• _Required task_
Make an exact copy of all the material below, apart from the pictures.

Data extracted from a collection:
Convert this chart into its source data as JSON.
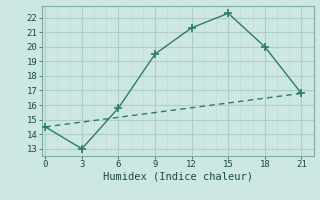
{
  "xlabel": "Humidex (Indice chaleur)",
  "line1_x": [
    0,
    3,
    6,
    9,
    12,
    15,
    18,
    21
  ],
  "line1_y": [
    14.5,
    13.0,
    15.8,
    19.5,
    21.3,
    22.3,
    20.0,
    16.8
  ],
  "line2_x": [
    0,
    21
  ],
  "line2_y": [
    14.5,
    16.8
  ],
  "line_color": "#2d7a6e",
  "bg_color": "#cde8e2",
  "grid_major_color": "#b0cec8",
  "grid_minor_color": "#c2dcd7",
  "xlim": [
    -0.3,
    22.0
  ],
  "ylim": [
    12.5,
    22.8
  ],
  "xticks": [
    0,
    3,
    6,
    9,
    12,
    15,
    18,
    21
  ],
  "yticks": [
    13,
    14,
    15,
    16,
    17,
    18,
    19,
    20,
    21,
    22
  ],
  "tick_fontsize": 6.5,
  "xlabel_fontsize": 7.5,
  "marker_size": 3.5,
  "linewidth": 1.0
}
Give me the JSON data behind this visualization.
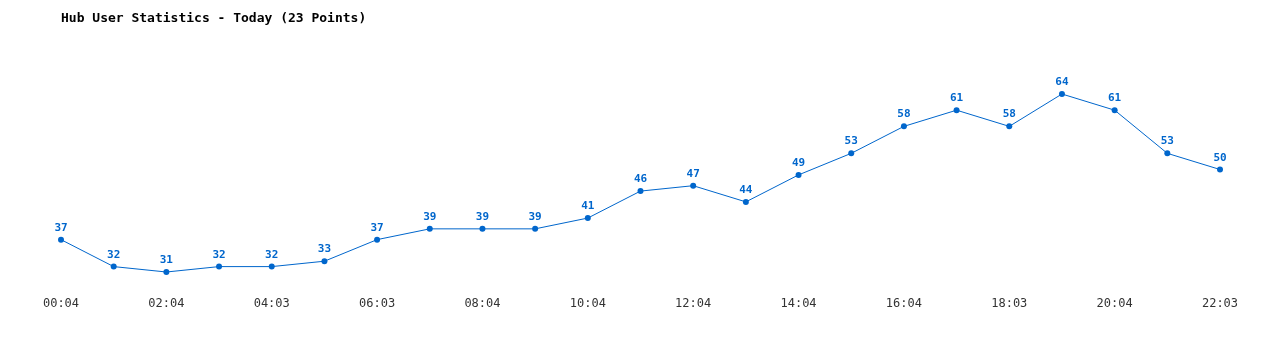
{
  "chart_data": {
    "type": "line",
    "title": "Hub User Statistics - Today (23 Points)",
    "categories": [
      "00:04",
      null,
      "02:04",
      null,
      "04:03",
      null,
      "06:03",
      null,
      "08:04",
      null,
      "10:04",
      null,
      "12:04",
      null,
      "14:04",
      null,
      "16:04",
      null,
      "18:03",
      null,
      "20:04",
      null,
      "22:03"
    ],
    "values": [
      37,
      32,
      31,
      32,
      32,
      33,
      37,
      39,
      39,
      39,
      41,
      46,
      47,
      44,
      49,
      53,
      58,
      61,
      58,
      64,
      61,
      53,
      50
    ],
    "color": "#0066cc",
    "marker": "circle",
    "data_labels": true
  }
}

• _Written reply_
Convert this chart into its source data as JSON.
{
  "xlabel": "Humidex (Indice chaleur)",
  "line1_x": [
    0,
    3,
    6,
    9,
    12,
    15,
    18,
    21
  ],
  "line1_y": [
    14.5,
    13.0,
    15.8,
    19.5,
    21.3,
    22.3,
    20.0,
    16.8
  ],
  "line2_x": [
    0,
    21
  ],
  "line2_y": [
    14.5,
    16.8
  ],
  "line_color": "#2d7a6e",
  "bg_color": "#cde8e2",
  "grid_major_color": "#b0cec8",
  "grid_minor_color": "#c2dcd7",
  "xlim": [
    -0.3,
    22.0
  ],
  "ylim": [
    12.5,
    22.8
  ],
  "xticks": [
    0,
    3,
    6,
    9,
    12,
    15,
    18,
    21
  ],
  "yticks": [
    13,
    14,
    15,
    16,
    17,
    18,
    19,
    20,
    21,
    22
  ],
  "tick_fontsize": 6.5,
  "xlabel_fontsize": 7.5,
  "marker_size": 3.5,
  "linewidth": 1.0
}
Give me the JSON data behind this visualization.
{
  "chart_data": {
    "type": "line",
    "title": "Hub User Statistics - Today (23 Points)",
    "categories": [
      "00:04",
      null,
      "02:04",
      null,
      "04:03",
      null,
      "06:03",
      null,
      "08:04",
      null,
      "10:04",
      null,
      "12:04",
      null,
      "14:04",
      null,
      "16:04",
      null,
      "18:03",
      null,
      "20:04",
      null,
      "22:03"
    ],
    "values": [
      37,
      32,
      31,
      32,
      32,
      33,
      37,
      39,
      39,
      39,
      41,
      46,
      47,
      44,
      49,
      53,
      58,
      61,
      58,
      64,
      61,
      53,
      50
    ],
    "color": "#0066cc",
    "marker": "circle",
    "data_labels": true
  }
}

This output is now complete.